> _TASK STATEMENT_:
Reproduce the rows from the one containing "Text: control: control [216,284,253,294]" through the one containing "Text: female: female [597,313,633,323]", both included, with no change to any character.

> _INFORMATION SHOWN_:
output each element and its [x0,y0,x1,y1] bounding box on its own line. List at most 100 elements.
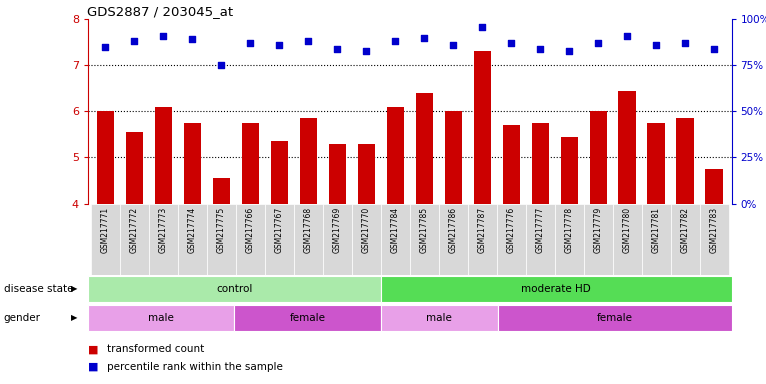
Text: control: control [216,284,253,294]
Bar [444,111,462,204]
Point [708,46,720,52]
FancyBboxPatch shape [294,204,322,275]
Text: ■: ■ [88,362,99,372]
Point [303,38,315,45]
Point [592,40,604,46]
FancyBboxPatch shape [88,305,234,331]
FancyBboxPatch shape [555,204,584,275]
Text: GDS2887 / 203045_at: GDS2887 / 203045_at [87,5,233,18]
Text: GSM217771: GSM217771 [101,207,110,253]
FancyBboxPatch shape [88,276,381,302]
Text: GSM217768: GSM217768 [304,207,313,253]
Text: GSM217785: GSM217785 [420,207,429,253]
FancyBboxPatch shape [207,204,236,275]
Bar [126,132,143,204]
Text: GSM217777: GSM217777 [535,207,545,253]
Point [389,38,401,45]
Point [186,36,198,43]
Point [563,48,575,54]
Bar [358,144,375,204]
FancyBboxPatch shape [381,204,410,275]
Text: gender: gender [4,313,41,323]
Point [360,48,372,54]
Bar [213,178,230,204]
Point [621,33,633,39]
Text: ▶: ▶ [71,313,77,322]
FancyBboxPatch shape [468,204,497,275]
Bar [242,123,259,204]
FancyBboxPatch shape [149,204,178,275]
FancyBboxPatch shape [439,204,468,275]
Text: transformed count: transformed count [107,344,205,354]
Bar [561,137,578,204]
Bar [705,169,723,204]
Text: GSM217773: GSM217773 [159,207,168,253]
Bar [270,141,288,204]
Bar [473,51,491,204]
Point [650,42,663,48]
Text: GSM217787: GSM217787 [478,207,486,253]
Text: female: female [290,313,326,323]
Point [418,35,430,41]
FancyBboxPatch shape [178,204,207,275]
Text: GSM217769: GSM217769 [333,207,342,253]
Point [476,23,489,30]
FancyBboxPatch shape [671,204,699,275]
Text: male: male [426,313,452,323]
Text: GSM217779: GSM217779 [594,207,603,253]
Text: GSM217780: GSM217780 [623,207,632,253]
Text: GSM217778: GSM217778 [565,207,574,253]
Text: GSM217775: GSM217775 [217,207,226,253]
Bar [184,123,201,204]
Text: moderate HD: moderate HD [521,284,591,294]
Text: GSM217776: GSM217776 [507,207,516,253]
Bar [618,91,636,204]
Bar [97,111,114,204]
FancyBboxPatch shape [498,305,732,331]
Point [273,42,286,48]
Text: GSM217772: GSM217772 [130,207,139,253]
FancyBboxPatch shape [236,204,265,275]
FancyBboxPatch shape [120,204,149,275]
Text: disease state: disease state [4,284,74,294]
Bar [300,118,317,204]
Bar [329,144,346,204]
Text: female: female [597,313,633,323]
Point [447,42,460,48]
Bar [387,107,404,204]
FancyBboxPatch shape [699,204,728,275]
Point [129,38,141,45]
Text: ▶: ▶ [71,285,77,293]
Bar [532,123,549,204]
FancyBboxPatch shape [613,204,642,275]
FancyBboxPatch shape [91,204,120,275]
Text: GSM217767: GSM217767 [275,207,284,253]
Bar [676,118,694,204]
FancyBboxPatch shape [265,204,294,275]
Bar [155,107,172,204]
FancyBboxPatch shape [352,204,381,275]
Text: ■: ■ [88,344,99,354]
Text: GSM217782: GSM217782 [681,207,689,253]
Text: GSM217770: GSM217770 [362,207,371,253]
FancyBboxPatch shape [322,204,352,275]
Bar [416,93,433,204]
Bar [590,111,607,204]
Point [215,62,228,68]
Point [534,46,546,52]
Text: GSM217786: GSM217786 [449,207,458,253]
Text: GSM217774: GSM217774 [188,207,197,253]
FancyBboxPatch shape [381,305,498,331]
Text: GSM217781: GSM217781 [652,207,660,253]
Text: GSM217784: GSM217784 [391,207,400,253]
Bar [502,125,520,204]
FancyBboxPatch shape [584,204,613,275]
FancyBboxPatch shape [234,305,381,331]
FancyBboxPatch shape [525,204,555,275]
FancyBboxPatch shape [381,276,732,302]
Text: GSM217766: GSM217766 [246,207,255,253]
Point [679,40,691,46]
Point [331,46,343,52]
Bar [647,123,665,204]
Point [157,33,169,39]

---

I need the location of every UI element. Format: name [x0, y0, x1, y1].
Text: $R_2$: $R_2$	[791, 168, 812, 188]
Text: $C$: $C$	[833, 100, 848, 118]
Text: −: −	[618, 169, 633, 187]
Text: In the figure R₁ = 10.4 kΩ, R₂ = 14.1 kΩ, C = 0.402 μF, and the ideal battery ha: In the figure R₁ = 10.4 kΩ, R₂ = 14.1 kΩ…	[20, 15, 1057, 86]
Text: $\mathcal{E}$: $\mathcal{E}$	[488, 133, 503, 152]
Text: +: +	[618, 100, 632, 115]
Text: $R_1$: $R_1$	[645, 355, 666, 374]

---

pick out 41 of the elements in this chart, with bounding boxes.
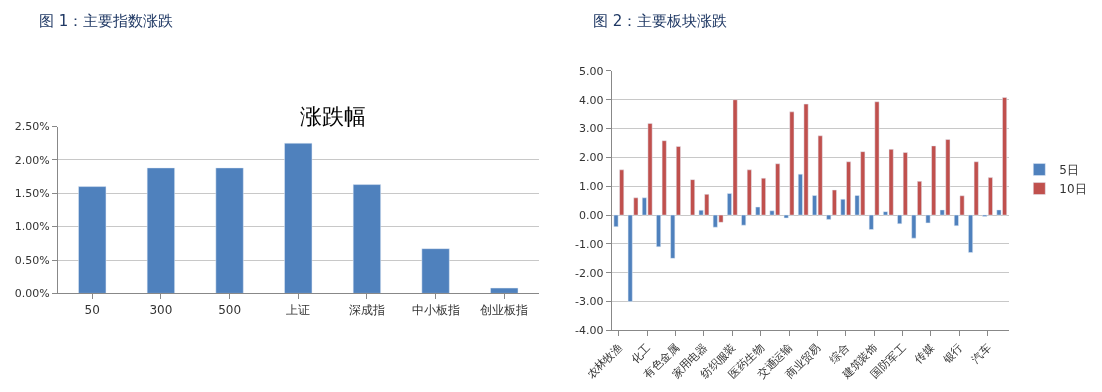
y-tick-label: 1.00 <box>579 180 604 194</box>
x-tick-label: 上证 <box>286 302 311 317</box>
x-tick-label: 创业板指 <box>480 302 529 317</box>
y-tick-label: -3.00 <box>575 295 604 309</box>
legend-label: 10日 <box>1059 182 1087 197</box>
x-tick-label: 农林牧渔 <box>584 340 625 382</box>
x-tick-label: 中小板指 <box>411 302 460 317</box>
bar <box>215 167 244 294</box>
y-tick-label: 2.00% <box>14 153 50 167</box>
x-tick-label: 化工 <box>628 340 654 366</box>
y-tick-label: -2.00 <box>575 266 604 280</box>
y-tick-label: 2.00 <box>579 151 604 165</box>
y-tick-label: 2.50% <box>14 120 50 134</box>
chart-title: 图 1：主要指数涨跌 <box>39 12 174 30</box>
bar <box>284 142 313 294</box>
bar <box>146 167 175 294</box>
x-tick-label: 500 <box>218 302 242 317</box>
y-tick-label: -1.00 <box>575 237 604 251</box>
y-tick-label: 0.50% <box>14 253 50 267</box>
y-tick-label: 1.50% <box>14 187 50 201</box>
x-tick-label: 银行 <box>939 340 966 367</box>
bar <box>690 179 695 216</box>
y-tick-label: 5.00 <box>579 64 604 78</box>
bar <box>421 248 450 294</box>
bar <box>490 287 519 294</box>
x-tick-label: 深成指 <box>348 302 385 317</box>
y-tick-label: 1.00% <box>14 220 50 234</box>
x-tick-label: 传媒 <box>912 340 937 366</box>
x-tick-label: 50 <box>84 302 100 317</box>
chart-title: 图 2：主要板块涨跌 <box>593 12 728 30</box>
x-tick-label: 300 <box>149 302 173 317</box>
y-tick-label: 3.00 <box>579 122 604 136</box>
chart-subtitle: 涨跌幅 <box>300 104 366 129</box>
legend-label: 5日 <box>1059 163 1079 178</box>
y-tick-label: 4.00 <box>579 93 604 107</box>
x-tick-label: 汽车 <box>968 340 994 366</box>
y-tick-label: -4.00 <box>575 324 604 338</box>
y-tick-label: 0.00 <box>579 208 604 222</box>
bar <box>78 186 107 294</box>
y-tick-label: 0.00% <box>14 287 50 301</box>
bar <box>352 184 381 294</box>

> _SOLUTION TO THE EXERCISE_:
Text: control: control [216,284,253,294]
Bar [444,111,462,204]
Point [708,46,720,52]
FancyBboxPatch shape [294,204,322,275]
Text: ■: ■ [88,362,99,372]
Point [303,38,315,45]
Point [592,40,604,46]
FancyBboxPatch shape [88,305,234,331]
FancyBboxPatch shape [555,204,584,275]
Text: GDS2887 / 203045_at: GDS2887 / 203045_at [87,5,233,18]
Text: GSM217771: GSM217771 [101,207,110,253]
FancyBboxPatch shape [88,276,381,302]
Text: GSM217768: GSM217768 [304,207,313,253]
Text: GSM217785: GSM217785 [420,207,429,253]
FancyBboxPatch shape [207,204,236,275]
Bar [126,132,143,204]
Text: GSM217777: GSM217777 [535,207,545,253]
Point [389,38,401,45]
Point [186,36,198,43]
Point [563,48,575,54]
Bar [358,144,375,204]
FancyBboxPatch shape [381,204,410,275]
Text: gender: gender [4,313,41,323]
Point [360,48,372,54]
Bar [213,178,230,204]
Point [621,33,633,39]
Text: ▶: ▶ [71,313,77,322]
FancyBboxPatch shape [468,204,497,275]
Bar [242,123,259,204]
FancyBboxPatch shape [149,204,178,275]
FancyBboxPatch shape [439,204,468,275]
Text: transformed count: transformed count [107,344,205,354]
Bar [561,137,578,204]
Bar [705,169,723,204]
Text: GSM217773: GSM217773 [159,207,168,253]
Bar [270,141,288,204]
Bar [473,51,491,204]
Point [650,42,663,48]
Text: GSM217787: GSM217787 [478,207,486,253]
Text: female: female [290,313,326,323]
Point [418,35,430,41]
FancyBboxPatch shape [178,204,207,275]
Text: GSM217769: GSM217769 [333,207,342,253]
Point [476,23,489,30]
FancyBboxPatch shape [671,204,699,275]
Text: male: male [426,313,452,323]
Text: GSM217779: GSM217779 [594,207,603,253]
Text: GSM217780: GSM217780 [623,207,632,253]
Text: GSM217778: GSM217778 [565,207,574,253]
Text: GSM217775: GSM217775 [217,207,226,253]
Bar [184,123,201,204]
Text: moderate HD: moderate HD [521,284,591,294]
Text: GSM217776: GSM217776 [507,207,516,253]
Bar [618,91,636,204]
Bar [97,111,114,204]
FancyBboxPatch shape [498,305,732,331]
Point [273,42,286,48]
Text: GSM217772: GSM217772 [130,207,139,253]
FancyBboxPatch shape [236,204,265,275]
FancyBboxPatch shape [120,204,149,275]
Text: disease state: disease state [4,284,74,294]
Bar [300,118,317,204]
Bar [329,144,346,204]
Text: female: female [597,313,633,323]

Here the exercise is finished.